→ Stated exercise
Write out all of the entries exactly as given.

BEGIN Records provided

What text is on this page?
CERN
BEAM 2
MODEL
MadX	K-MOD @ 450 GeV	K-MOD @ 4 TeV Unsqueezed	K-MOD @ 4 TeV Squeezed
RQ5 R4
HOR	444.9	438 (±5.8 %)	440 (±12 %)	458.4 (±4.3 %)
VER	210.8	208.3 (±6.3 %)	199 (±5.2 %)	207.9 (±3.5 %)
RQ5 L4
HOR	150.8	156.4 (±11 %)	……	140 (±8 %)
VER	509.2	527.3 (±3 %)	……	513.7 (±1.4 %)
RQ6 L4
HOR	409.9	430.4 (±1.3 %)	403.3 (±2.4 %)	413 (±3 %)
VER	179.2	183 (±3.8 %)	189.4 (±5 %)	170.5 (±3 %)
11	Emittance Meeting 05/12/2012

END Records provided

→ Written response
What text is on this page?
CERN
BEAM 2
MODEL
MadX	K-MOD @ 450 GeV	K-MOD @ 4 TeV Unsqueezed	K-MOD @ 4 TeV Squeezed
RQ5 R4
HOR	444.9	438 (±5.8 %)	440 (±12 %)	458.4 (±4.3 %)
VER	210.8	208.3 (±6.3 %)	199 (±5.2 %)	207.9 (±3.5 %)
RQ5 L4
HOR	150.8	156.4 (±11 %)	……	140 (±8 %)
VER	509.2	527.3 (±3 %)	……	513.7 (±1.4 %)
RQ6 L4
HOR	409.9	430.4 (±1.3 %)	403.3 (±2.4 %)	413 (±3 %)
VER	179.2	183 (±3.8 %)	189.4 (±5 %)	170.5 (±3 %)
11	Emittance Meeting 05/12/2012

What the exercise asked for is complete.